▸ Short problem
Pictures are not part of the answer. Return the lines from the one containing "Convert this document image to plain text." through the end of the data, both included, exactly as they appear.

>> begin Exercise data

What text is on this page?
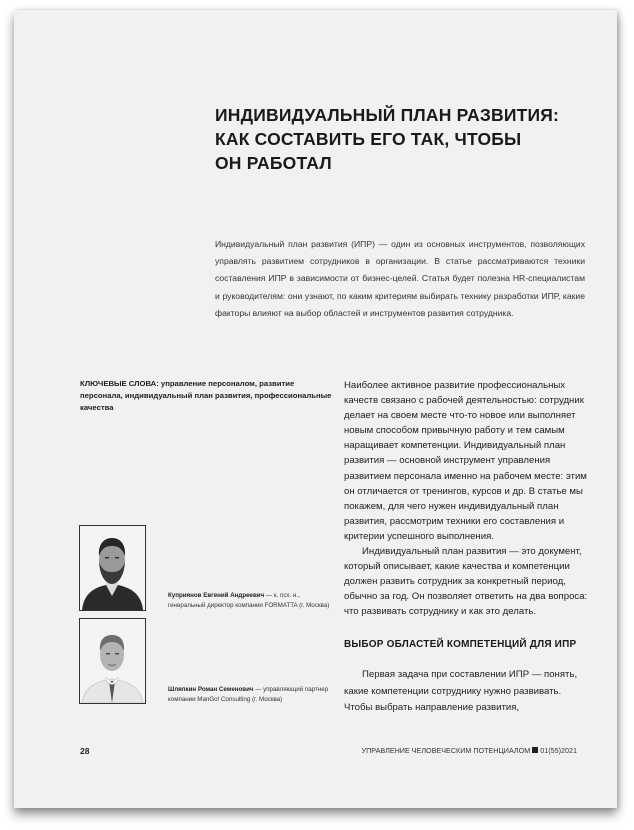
ИНДИВИДУАЛЬНЫЙ ПЛАН РАЗВИТИЯ:
КАК СОСТАВИТЬ ЕГО ТАК, ЧТОБЫ
ОН РАБОТАЛ
Индивидуальный план развития (ИПР) — один из основных инструментов, позволяющих управлять развитием сотрудников в организации. В статье рассматриваются техники составления ИПР в зависимости от бизнес-целей. Статья будет полезна HR-специалистам и руководителям: они узнают, по каким критериям выбирать технику разработки ИПР, какие факторы влияют на выбор областей и инструментов развития сотрудника.
КЛЮЧЕВЫЕ СЛОВА: управление персоналом, развитие персонала, индивидуальный план развития, профессиональные качества

Наиболее активное развитие профессиональных качеств связано с рабочей деятельностью: сотрудник делает на своем месте что-то новое или выполняет новым способом привычную работу и тем самым наращивает компетенции. Индивидуальный план развития — основной инструмент управления развитием персонала именно на рабочем месте: этим он отличается от тренингов, курсов и др. В статье мы покажем, для чего нужен индивидуальный план развития, рассмотрим техники его составления и критерии успешного выполнения.

Индивидуальный план развития — это документ, который описывает, какие качества и компетенции должен развить сотрудник за конкретный период, обычно за год. Он позволяет ответить на два вопроса: что развивать сотруднику и как это делать.

ВЫБОР ОБЛАСТЕЙ КОМПЕТЕНЦИЙ ДЛЯ ИПР

Первая задача при составлении ИПР — понять, какие компетенции сотруднику нужно развивать. Чтобы выбрать направление развития,

Куприянов Евгений Андреевич — к. псх. н., генеральный директор компании FORMATTA (г. Москва)
Шляпкин Роман Семенович — управляющий партнер компании ManGo! Consulting (г. Москва)
28	УПРАВЛЕНИЕ ЧЕЛОВЕЧЕСКИМ ПОТЕНЦИАЛОМ 01(55)2021
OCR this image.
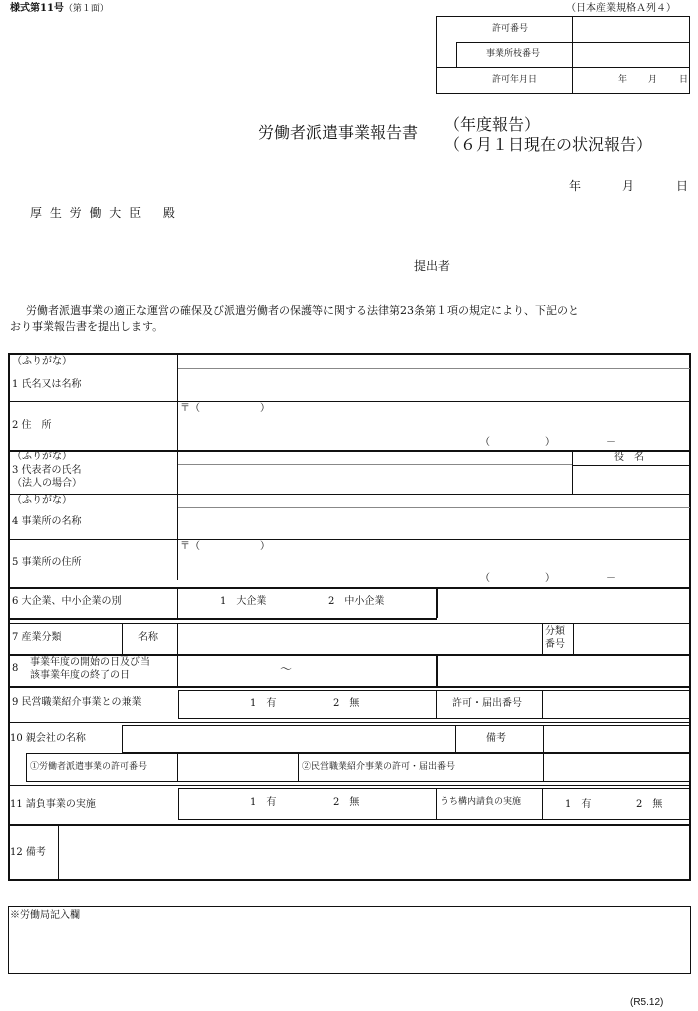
様式第11号（第１面）	（日本産業規格Ａ列４）
許可番号
事業所枝番号
許可年月日	年 月 日
労働者派遣事業報告書 （年度報告）
（６月１日現在の状況報告）
年	月	日
厚 生 労 働 大 臣　 殿
提出者
労働者派遣事業の適正な運営の確保及び派遣労働者の保護等に関する法律第23条第１項の規定により、下記のと
おり事業報告書を提出します。
（ふりがな）
1 氏名又は名称
2 住　所
〒（　　　　　　）
（	）	－
（ふりがな）
3 代表者の氏名
（法人の場合）
役　名
（ふりがな）
4 事業所の名称
5 事業所の住所
〒（　　　　　　）
（	）	－
6 大企業、中小企業の別	1　大企業	2　中小企業
7 産業分類	名称
分類
番号
8
事業年度の開始の日及び当
該事業年度の終了の日	～
9 民営職業紹介事業との兼業	1　有	2　無	許可・届出番号
10 親会社の名称	備考
①労働者派遣事業の許可番号	②民営職業紹介事業の許可・届出番号
11 請負事業の実施	1　有	2　無	うち構内請負の実施	1　有	2　無
12 備考
※労働局記入欄
(R5.12)
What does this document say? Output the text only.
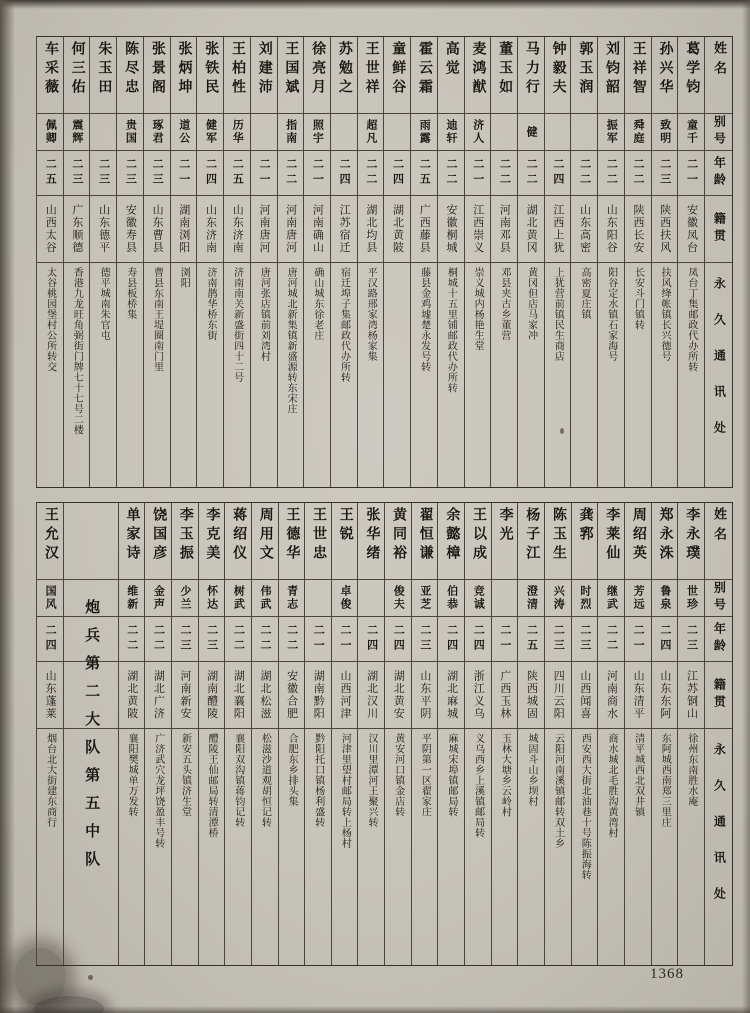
姓名
别号
年龄
籍贯
永久通讯处
葛学钧
童千
二一
安徽凤台
凤台丁集邮政代办所转
孙兴华
致明
二三
陕西扶风
扶风绛帐镇长兴德号
王祥智
舜庭
二二
陕西长安
长安斗门镇转
刘钧韶
振军
二二
山东阳谷
阳谷定水镇石家海号
郭玉润
二二
山东高密
高密夏庄镇
钟毅夫
二四
江西上犹
上犹营前镇民生商店
马力行
健
二二
湖北黄冈
黄冈但店马家冲
董玉如
二二
河南邓县
邓县夹古乡董营
麦鸿猷
济人
二一
江西崇义
崇义城内杨艳生堂
高觉
迪轩
二二
安徽桐城
桐城十五里铺邮政代办所转
霍云霜
雨露
二五
广西藤县
藤县金鸡墟楚永发号转
童鲜谷
二四
湖北黄陂
王世祥
超凡
二二
湖北均县
平汉路邢家湾杨家集
苏勉之
二四
江苏宿迁
宿迁埠子集邮政代办所转
徐亮月
照宇
二一
河南确山
确山城东徐老庄
王国斌
指南
二二
河南唐河
唐河城北新集镇新盛源转东宋庄
刘建沛
二一
河南唐河
唐河张店镇前刘湾村
王柏性
历华
二五
山东济南
济南南关新盛街四十二号
张铁民
健军
二四
山东济南
济南鹊华桥东街
张炳坤
道公
二一
湖南浏阳
浏阳
张景阁
琢君
二三
山东曹县
曹县东南王堤圈南门里
陈尽忠
贵国
二三
安徽寿县
寿县板桥集
朱玉田
二三
山东德平
德平城南朱官屯
何三佑
震辉
二三
广东顺德
香港九龙旺角弼街门牌七十七号二楼
车采薇
佩卿
二五
山西太谷
太谷桃园堡村公所转交
姓名
别号
年龄
籍贯
永久通讯处
李永璞
世珍
二三
江苏铜山
徐州东南胜水庵
郑永洙
鲁泉
二四
山东东阿
东阿城西南郑三里庄
周绍英
芳远
二一
山东清平
清平城西北双井镇
李莱仙
继武
二二
河南商水
商水城北毛胜沟黄湾村
龚郛
时烈
二三
山西闻喜
西安西大街北油巷十号陈振海转
陈玉生
兴涛
二三
四川云阳
云阳河南溪镇邮转双土乡
杨子江
澄清
二五
陕西城固
城固斗山乡坝村
李光
二一
广西玉林
玉林大塘乡云岭村
王以成
竞诚
二四
浙江义乌
义乌西乡上溪镇邮局转
余懿樟
伯恭
二四
湖北麻城
麻城宋埠镇邮局转
翟恒谦
亚芝
二三
山东平阴
平阴第一区翟家庄
黄同裕
俊夫
二四
湖北黄安
黄安河口镇金店转
张华绪
二四
湖北汉川
汉川里潭河王聚兴转
王锐
卓俊
二一
山西河津
河津里望村邮局转上杨村
王世忠
二一
湖南黔阳
黔阳托口镇杨利盛转
王德华
青志
二二
安徽合肥
合肥东乡排头集
周用文
伟武
二二
湖北松滋
松滋沙道观胡恒记转
蒋绍仪
树武
二二
湖北襄阳
襄阳双沟镇蒋钧记转
李克美
怀达
二三
湖南醴陵
醴陵王仙邮局转清潭桥
李玉振
少兰
二三
河南新安
新安五头镇济生堂
饶国彦
金声
二二
湖北广济
广济武穴龙坪饶盈丰号转
单家诗
维新
二二
湖北黄陂
襄阳樊城单万发转
炮兵第二大队第五中队
王允汉
国风
二四
山东蓬莱
烟台北大街建东商行
1368
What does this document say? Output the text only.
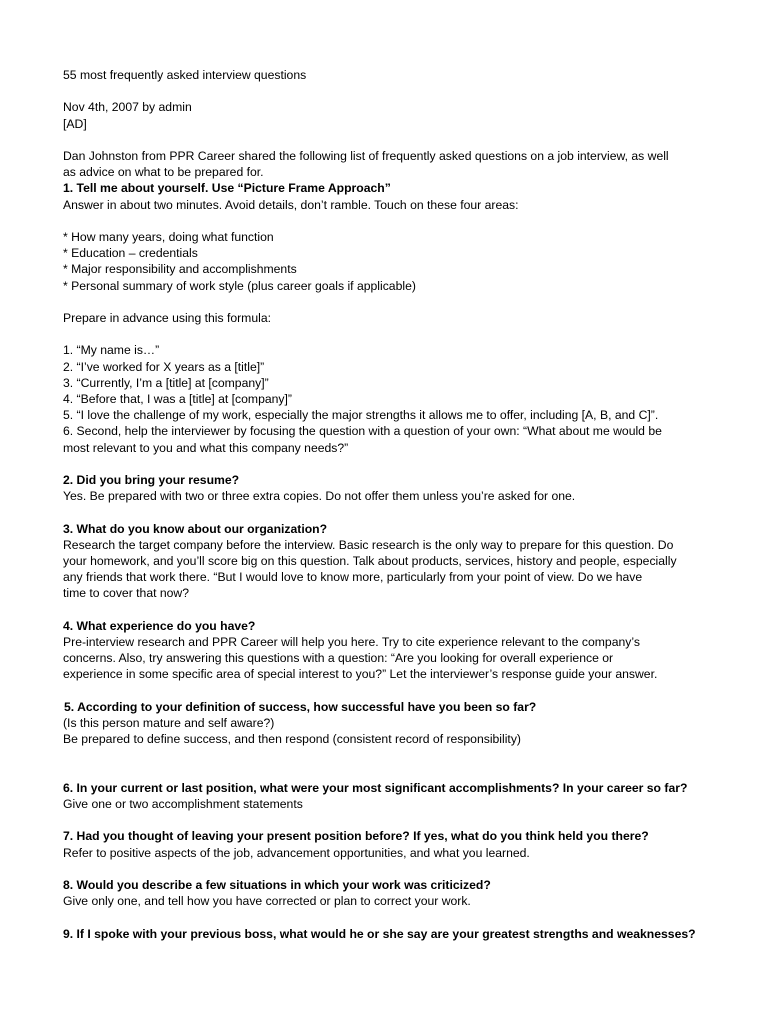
55 most frequently asked interview questions

Nov 4th, 2007 by admin

[AD]

Dan Johnston from PPR Career shared the following list of frequently asked questions on a job interview, as well

as advice on what to be prepared for.

1. Tell me about yourself. Use “Picture Frame Approach”

Answer in about two minutes. Avoid details, don’t ramble. Touch on these four areas:

* How many years, doing what function

* Education – credentials

* Major responsibility and accomplishments

* Personal summary of work style (plus career goals if applicable)

Prepare in advance using this formula:

1. “My name is…”

2. “I’ve worked for X years as a [title]”

3. “Currently, I’m a [title] at [company]”

4. “Before that, I was a [title] at [company]”

5. “I love the challenge of my work, especially the major strengths it allows me to offer, including [A, B, and C]”.

6. Second, help the interviewer by focusing the question with a question of your own: “What about me would be

most relevant to you and what this company needs?”

2. Did you bring your resume?

Yes. Be prepared with two or three extra copies. Do not offer them unless you’re asked for one.

3. What do you know about our organization?

Research the target company before the interview. Basic research is the only way to prepare for this question. Do

your homework, and you’ll score big on this question. Talk about products, services, history and people, especially

any friends that work there. “But I would love to know more, particularly from your point of view. Do we have

time to cover that now?

4. What experience do you have?

Pre-interview research and PPR Career will help you here. Try to cite experience relevant to the company’s

concerns. Also, try answering this questions with a question: “Are you looking for overall experience or

experience in some specific area of special interest to you?” Let the interviewer’s response guide your answer.

5. According to your definition of success, how successful have you been so far?

(Is this person mature and self aware?)

Be prepared to define success, and then respond (consistent record of responsibility)

6. In your current or last position, what were your most significant accomplishments? In your career so far?

Give one or two accomplishment statements

7. Had you thought of leaving your present position before? If yes, what do you think held you there?

Refer to positive aspects of the job, advancement opportunities, and what you learned.

8. Would you describe a few situations in which your work was criticized?

Give only one, and tell how you have corrected or plan to correct your work.

9. If I spoke with your previous boss, what would he or she say are your greatest strengths and weaknesses?
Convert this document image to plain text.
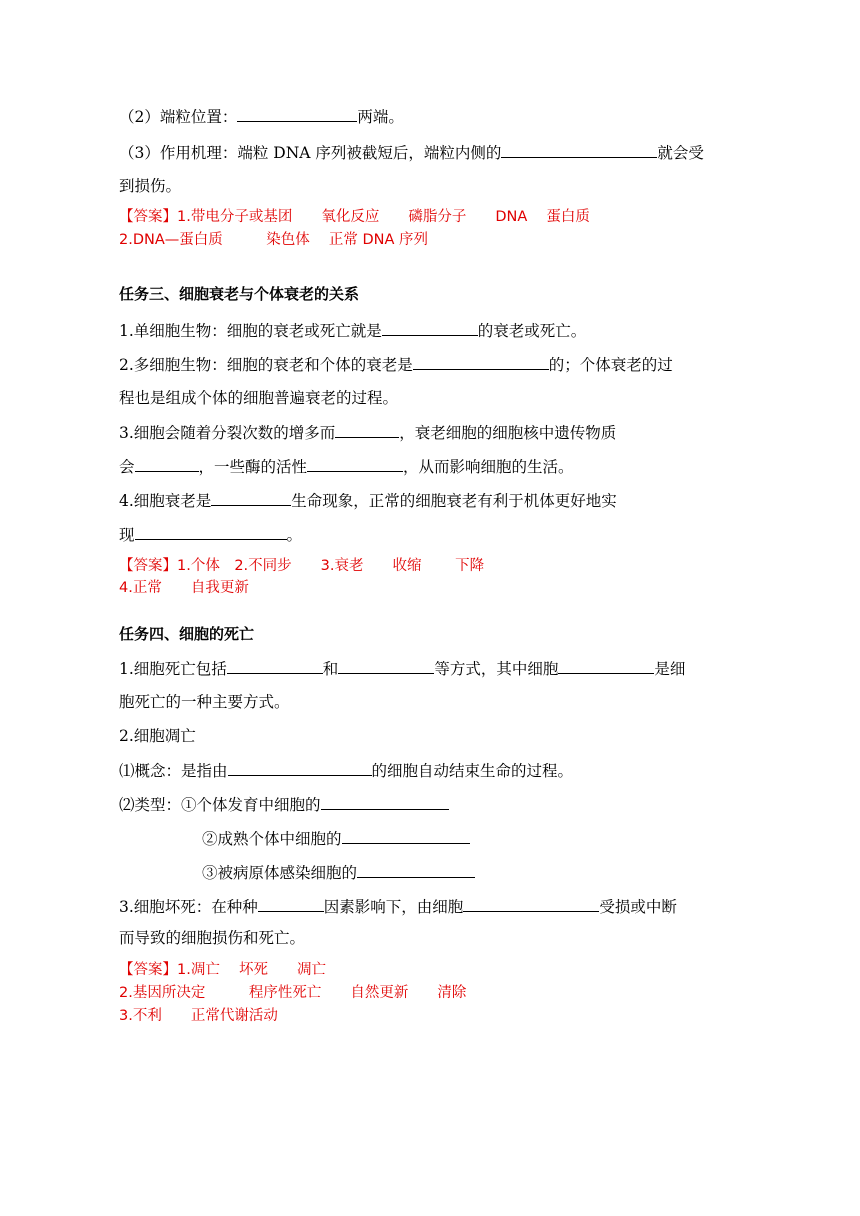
（2）端粒位置：	两端。
（3）作用机理：端粒 DNA 序列被截短后，端粒内侧的	就会受
到损伤。
【答案】1.带电分子或基团　　氧化反应　　磷脂分子　　DNA　 蛋白质
2.DNA—蛋白质　　　染色体　 正常 DNA 序列
任务三、细胞衰老与个体衰老的关系
1.单细胞生物：细胞的衰老或死亡就是	的衰老或死亡。
2.多细胞生物：细胞的衰老和个体的衰老是	的；个体衰老的过
程也是组成个体的细胞普遍衰老的过程。
3.细胞会随着分裂次数的增多而	，衰老细胞的细胞核中遗传物质
会	，一些酶的活性	，从而影响细胞的生活。
4.细胞衰老是	生命现象，正常的细胞衰老有利于机体更好地实
现	。
【答案】1.个体　2.不同步　　3.衰老　　收缩　　 下降
4.正常　　自我更新
任务四、细胞的死亡
1.细胞死亡包括	和	等方式，其中细胞	是细
胞死亡的一种主要方式。
2.细胞凋亡
⑴概念：是指由	的细胞自动结束生命的过程。
⑵类型：①个体发育中细胞的
②成熟个体中细胞的
③被病原体感染细胞的
3.细胞坏死：在种种	因素影响下，由细胞	受损或中断
而导致的细胞损伤和死亡。
【答案】1.凋亡　 坏死　　凋亡
2.基因所决定　　　程序性死亡　　自然更新　　清除
3.不利　　正常代谢活动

>> end Exercise data

▸ Response to this task
Convert this document image to plain text.
（2）端粒位置：	两端。
（3）作用机理：端粒 DNA 序列被截短后，端粒内侧的	就会受
到损伤。
【答案】1.带电分子或基团　　氧化反应　　磷脂分子　　DNA　 蛋白质
2.DNA—蛋白质　　　染色体　 正常 DNA 序列
任务三、细胞衰老与个体衰老的关系
1.单细胞生物：细胞的衰老或死亡就是	的衰老或死亡。
2.多细胞生物：细胞的衰老和个体的衰老是	的；个体衰老的过
程也是组成个体的细胞普遍衰老的过程。
3.细胞会随着分裂次数的增多而	，衰老细胞的细胞核中遗传物质
会	，一些酶的活性	，从而影响细胞的生活。
4.细胞衰老是	生命现象，正常的细胞衰老有利于机体更好地实
现	。
【答案】1.个体　2.不同步　　3.衰老　　收缩　　 下降
4.正常　　自我更新
任务四、细胞的死亡
1.细胞死亡包括	和	等方式，其中细胞	是细
胞死亡的一种主要方式。
2.细胞凋亡
⑴概念：是指由	的细胞自动结束生命的过程。
⑵类型：①个体发育中细胞的
②成熟个体中细胞的
③被病原体感染细胞的
3.细胞坏死：在种种	因素影响下，由细胞	受损或中断
而导致的细胞损伤和死亡。
【答案】1.凋亡　 坏死　　凋亡
2.基因所决定　　　程序性死亡　　自然更新　　清除
3.不利　　正常代谢活动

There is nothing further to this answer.